To do:
Retype the records below exactly as they appear, but leave out any pictures.

Dataset rows about figures:
==*==

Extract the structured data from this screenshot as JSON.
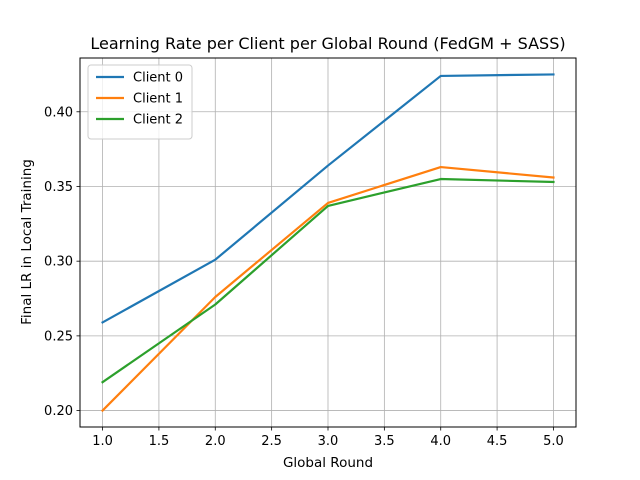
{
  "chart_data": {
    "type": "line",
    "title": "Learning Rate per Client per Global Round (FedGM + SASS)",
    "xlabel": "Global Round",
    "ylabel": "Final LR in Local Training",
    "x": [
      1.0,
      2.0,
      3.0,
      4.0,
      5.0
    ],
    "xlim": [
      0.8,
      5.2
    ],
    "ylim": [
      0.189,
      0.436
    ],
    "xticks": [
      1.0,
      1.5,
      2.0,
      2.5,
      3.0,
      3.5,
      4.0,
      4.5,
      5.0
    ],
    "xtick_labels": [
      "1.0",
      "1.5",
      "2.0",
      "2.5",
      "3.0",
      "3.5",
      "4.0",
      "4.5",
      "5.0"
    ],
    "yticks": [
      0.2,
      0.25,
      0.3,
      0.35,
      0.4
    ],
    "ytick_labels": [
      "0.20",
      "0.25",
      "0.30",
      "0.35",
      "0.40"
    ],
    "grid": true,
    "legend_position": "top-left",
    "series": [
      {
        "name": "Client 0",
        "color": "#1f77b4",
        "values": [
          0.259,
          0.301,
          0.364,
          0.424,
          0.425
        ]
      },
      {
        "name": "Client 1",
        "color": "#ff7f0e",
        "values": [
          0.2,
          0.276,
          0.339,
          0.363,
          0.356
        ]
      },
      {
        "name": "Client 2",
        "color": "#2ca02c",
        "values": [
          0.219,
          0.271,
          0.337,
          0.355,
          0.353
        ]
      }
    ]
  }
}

==*==

Written answer:
Extract the structured data from this screenshot as JSON.
{
  "chart_data": {
    "type": "line",
    "title": "Learning Rate per Client per Global Round (FedGM + SASS)",
    "xlabel": "Global Round",
    "ylabel": "Final LR in Local Training",
    "x": [
      1.0,
      2.0,
      3.0,
      4.0,
      5.0
    ],
    "xlim": [
      0.8,
      5.2
    ],
    "ylim": [
      0.189,
      0.436
    ],
    "xticks": [
      1.0,
      1.5,
      2.0,
      2.5,
      3.0,
      3.5,
      4.0,
      4.5,
      5.0
    ],
    "xtick_labels": [
      "1.0",
      "1.5",
      "2.0",
      "2.5",
      "3.0",
      "3.5",
      "4.0",
      "4.5",
      "5.0"
    ],
    "yticks": [
      0.2,
      0.25,
      0.3,
      0.35,
      0.4
    ],
    "ytick_labels": [
      "0.20",
      "0.25",
      "0.30",
      "0.35",
      "0.40"
    ],
    "grid": true,
    "legend_position": "top-left",
    "series": [
      {
        "name": "Client 0",
        "color": "#1f77b4",
        "values": [
          0.259,
          0.301,
          0.364,
          0.424,
          0.425
        ]
      },
      {
        "name": "Client 1",
        "color": "#ff7f0e",
        "values": [
          0.2,
          0.276,
          0.339,
          0.363,
          0.356
        ]
      },
      {
        "name": "Client 2",
        "color": "#2ca02c",
        "values": [
          0.219,
          0.271,
          0.337,
          0.355,
          0.353
        ]
      }
    ]
  }
}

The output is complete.